__Direction 1__. From the Heavy Chicago festival article, list every band named as playing on the festival's opening night.
__Direction 2__. Please write out the part of the Heavy Chicago festival article between "Corrosion of Conformity" and "of two weekends.", inclusive, without changing anything.

Corrosion of Conformity

Chicago’s newest music venue, Avondale Music Hall, will be hosting its inaugural heavy metal festival Heavy Chicago over the course of two weekends.

Headlining the festival on Saturday, October 28, is Chicago’s beloved doom pioneers Trouble, which will be extra special as this will be the band’s first hometown show in five years.

“We are extremely excited to kick off the first inaugural Heavy Chicago Fest,” Trouble guitarist Rick Wartell told IE last month. “Chicago is our hometown, so it’s always great to play here, and we know the fans will come out to support the scene. We’re really encouraging everyone to participate in all three days to make the festival as successful as possible.”

Also slated for opening night are San Francisco doom/stoner metal band Acid King, Madison, Wisconsin’s stoner rock band Bongzilla, and Chicago doom metal veterans November’s Doom, topping off opening weekend with killer local representation.

“The bill is incredible, and the promoters have put a lot of work into curating an amazing experience for the fans and bands alike,” Wartell says. “Knowing some of the bands personally, we know it’s going to be a lot of fun, and we’re looking forward to seeing some bands we haven’t had the chance to perform yet. We’re also looking forward to seeing our fans and friends and putting on a really great performance.”

__Given data__.
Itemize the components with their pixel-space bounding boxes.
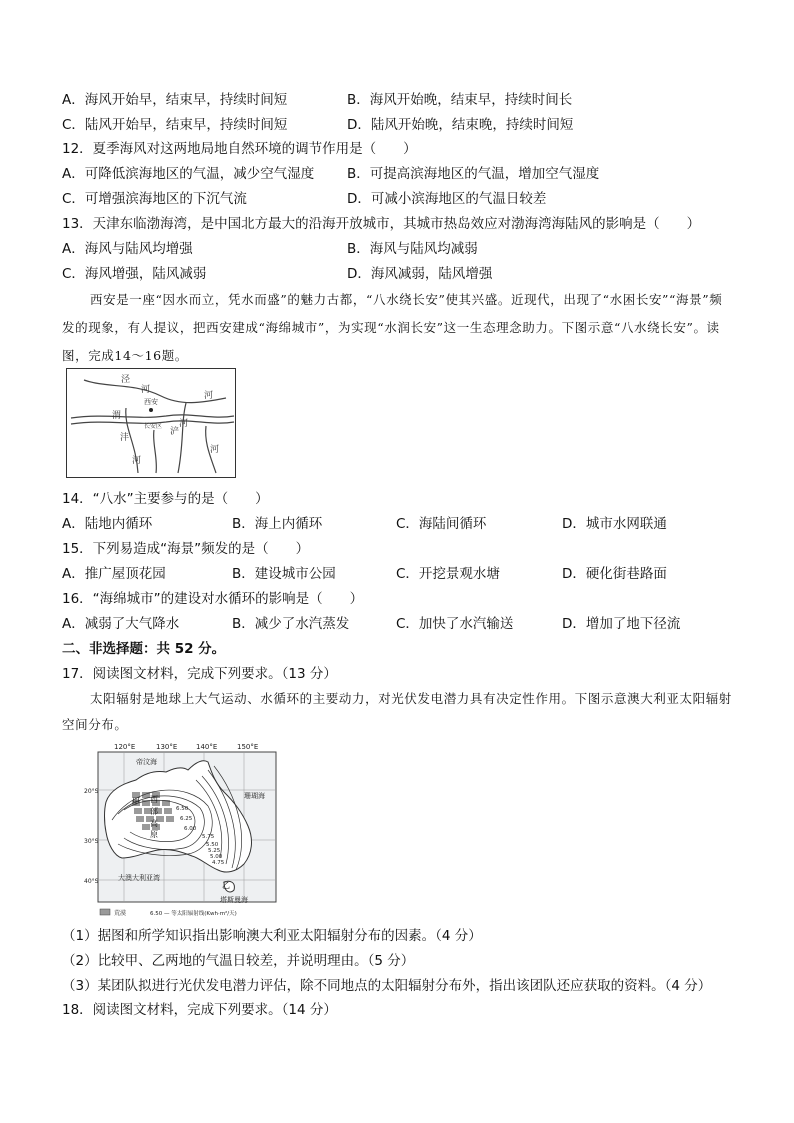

__Exercise answer 1__. Trouble, Acid King, Bongzilla, November's Doom

__Exercise answer 2__.
Corrosion of Conformity

Chicago’s newest music venue, Avondale Music Hall, will be hosting its inaugural heavy metal festival Heavy Chicago over the course of two weekends.